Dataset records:
====================
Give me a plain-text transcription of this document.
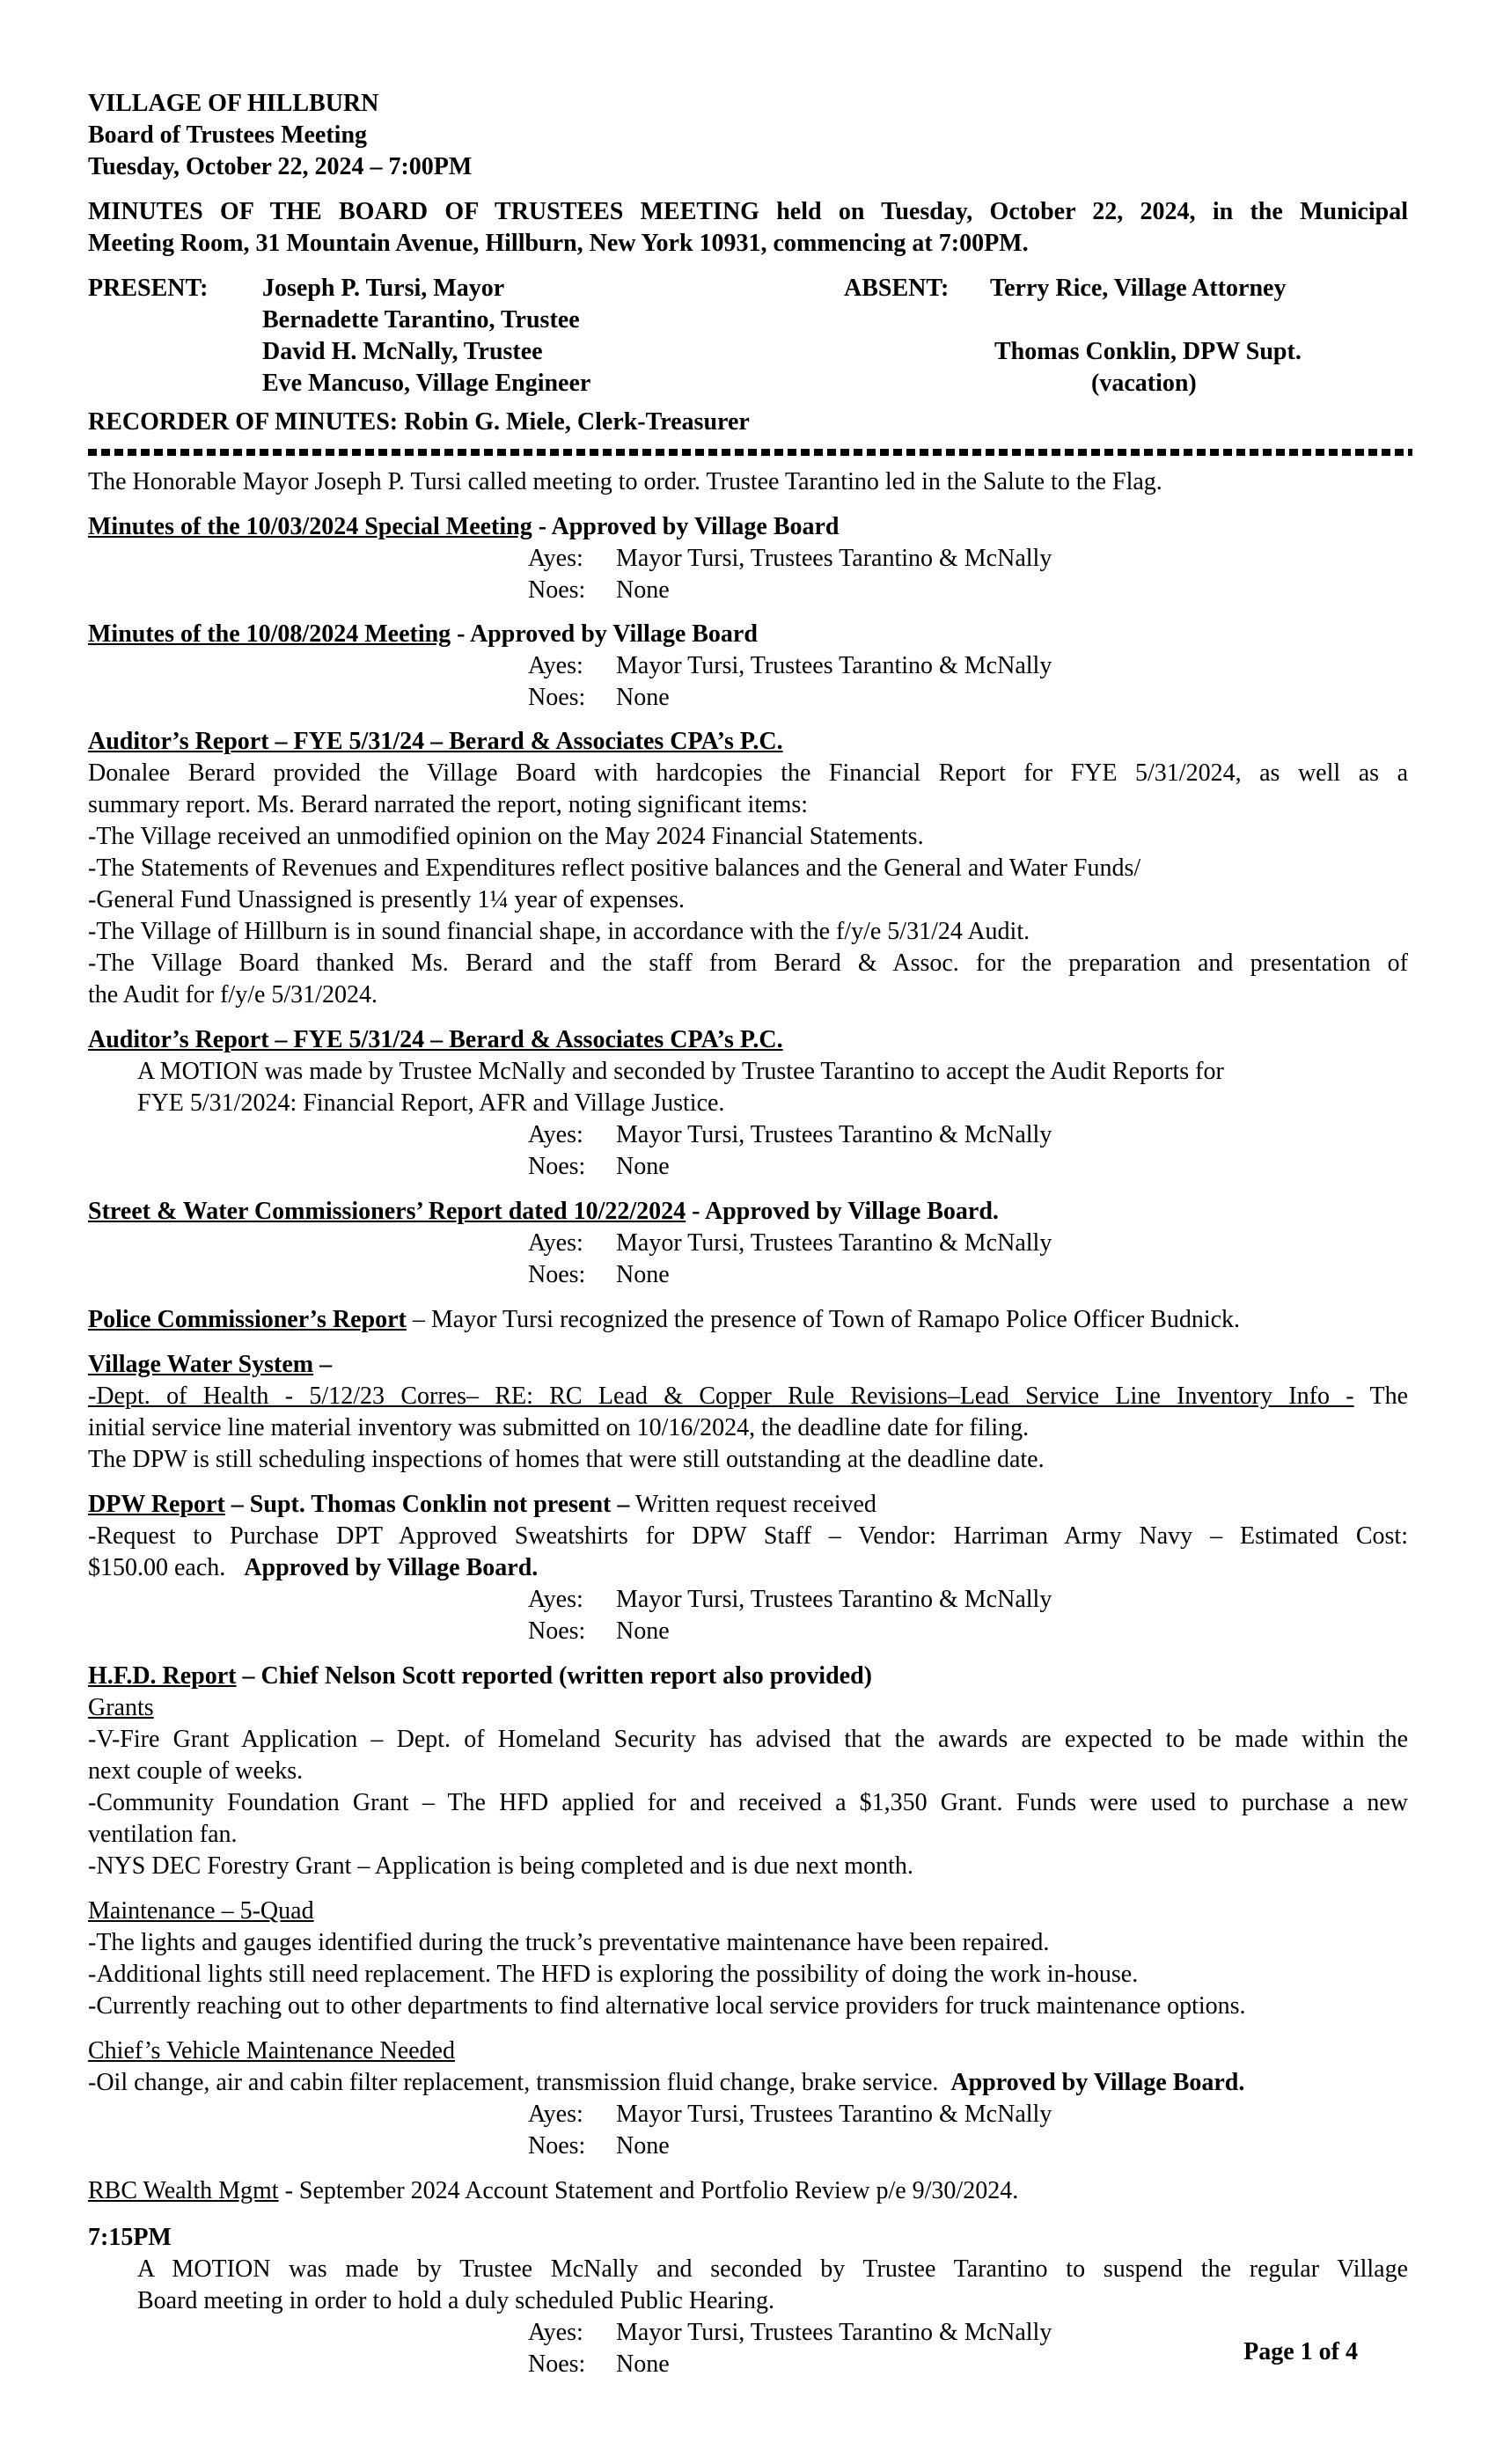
VILLAGE OF HILLBURN
Board of Trustees Meeting
Tuesday, October 22, 2024 – 7:00PM
MINUTES OF THE BOARD OF TRUSTEES MEETING held on Tuesday, October 22, 2024, in the Municipal
Meeting Room, 31 Mountain Avenue, Hillburn, New York 10931, commencing at 7:00PM.
PRESENT: Joseph P. Tursi, Mayor
Bernadette Tarantino, Trustee
David H. McNally, Trustee
Eve Mancuso, Village Engineer
ABSENT: Terry Rice, Village Attorney
Thomas Conklin, DPW Supt.
(vacation)
RECORDER OF MINUTES: Robin G. Miele, Clerk-Treasurer
The Honorable Mayor Joseph P. Tursi called meeting to order. Trustee Tarantino led in the Salute to the Flag.
Minutes of the 10/03/2024 Special Meeting - Approved by Village Board
Ayes: Mayor Tursi, Trustees Tarantino & McNally
Noes: None
Minutes of the 10/08/2024 Meeting - Approved by Village Board
Ayes: Mayor Tursi, Trustees Tarantino & McNally
Noes: None
Auditor’s Report – FYE 5/31/24 – Berard & Associates CPA’s P.C.
Donalee Berard provided the Village Board with hardcopies the Financial Report for FYE 5/31/2024, as well as a
summary report. Ms. Berard narrated the report, noting significant items:
-The Village received an unmodified opinion on the May 2024 Financial Statements.
-The Statements of Revenues and Expenditures reflect positive balances and the General and Water Funds/
-General Fund Unassigned is presently 1¼ year of expenses.
-The Village of Hillburn is in sound financial shape, in accordance with the f/y/e 5/31/24 Audit.
-The Village Board thanked Ms. Berard and the staff from Berard & Assoc. for the preparation and presentation of
the Audit for f/y/e 5/31/2024.
Auditor’s Report – FYE 5/31/24 – Berard & Associates CPA’s P.C.
A MOTION was made by Trustee McNally and seconded by Trustee Tarantino to accept the Audit Reports for
FYE 5/31/2024: Financial Report, AFR and Village Justice.
Ayes: Mayor Tursi, Trustees Tarantino & McNally
Noes: None
Street & Water Commissioners’ Report dated 10/22/2024 - Approved by Village Board.
Ayes: Mayor Tursi, Trustees Tarantino & McNally
Noes: None
Police Commissioner’s Report – Mayor Tursi recognized the presence of Town of Ramapo Police Officer Budnick.
Village Water System –
-Dept. of Health - 5/12/23 Corres– RE: RC Lead & Copper Rule Revisions–Lead Service Line Inventory Info - The
initial service line material inventory was submitted on 10/16/2024, the deadline date for filing.
The DPW is still scheduling inspections of homes that were still outstanding at the deadline date.
DPW Report – Supt. Thomas Conklin not present – Written request received
-Request to Purchase DPT Approved Sweatshirts for DPW Staff – Vendor: Harriman Army Navy – Estimated Cost:
$150.00 each. Approved by Village Board.
Ayes: Mayor Tursi, Trustees Tarantino & McNally
Noes: None
H.F.D. Report – Chief Nelson Scott reported (written report also provided)
Grants
-V-Fire Grant Application – Dept. of Homeland Security has advised that the awards are expected to be made within the
next couple of weeks.
-Community Foundation Grant – The HFD applied for and received a $1,350 Grant. Funds were used to purchase a new
ventilation fan.
-NYS DEC Forestry Grant – Application is being completed and is due next month.
Maintenance – 5-Quad
-The lights and gauges identified during the truck’s preventative maintenance have been repaired.
-Additional lights still need replacement. The HFD is exploring the possibility of doing the work in-house.
-Currently reaching out to other departments to find alternative local service providers for truck maintenance options.
Chief’s Vehicle Maintenance Needed
-Oil change, air and cabin filter replacement, transmission fluid change, brake service. Approved by Village Board.
Ayes: Mayor Tursi, Trustees Tarantino & McNally
Noes: None
RBC Wealth Mgmt - September 2024 Account Statement and Portfolio Review p/e 9/30/2024.
7:15PM
A MOTION was made by Trustee McNally and seconded by Trustee Tarantino to suspend the regular Village
Board meeting in order to hold a duly scheduled Public Hearing.
Ayes: Mayor Tursi, Trustees Tarantino & McNally
Noes: None	Page 1 of 4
====================
### WHAT TO DO
Go through the records and gather the lines that hold "seconded".

### THE RESPONSE
A MOTION was made by Trustee McNally and seconded by Trustee Tarantino to accept the Audit Reports for
A MOTION was made by Trustee McNally and seconded by Trustee Tarantino to suspend the regular Village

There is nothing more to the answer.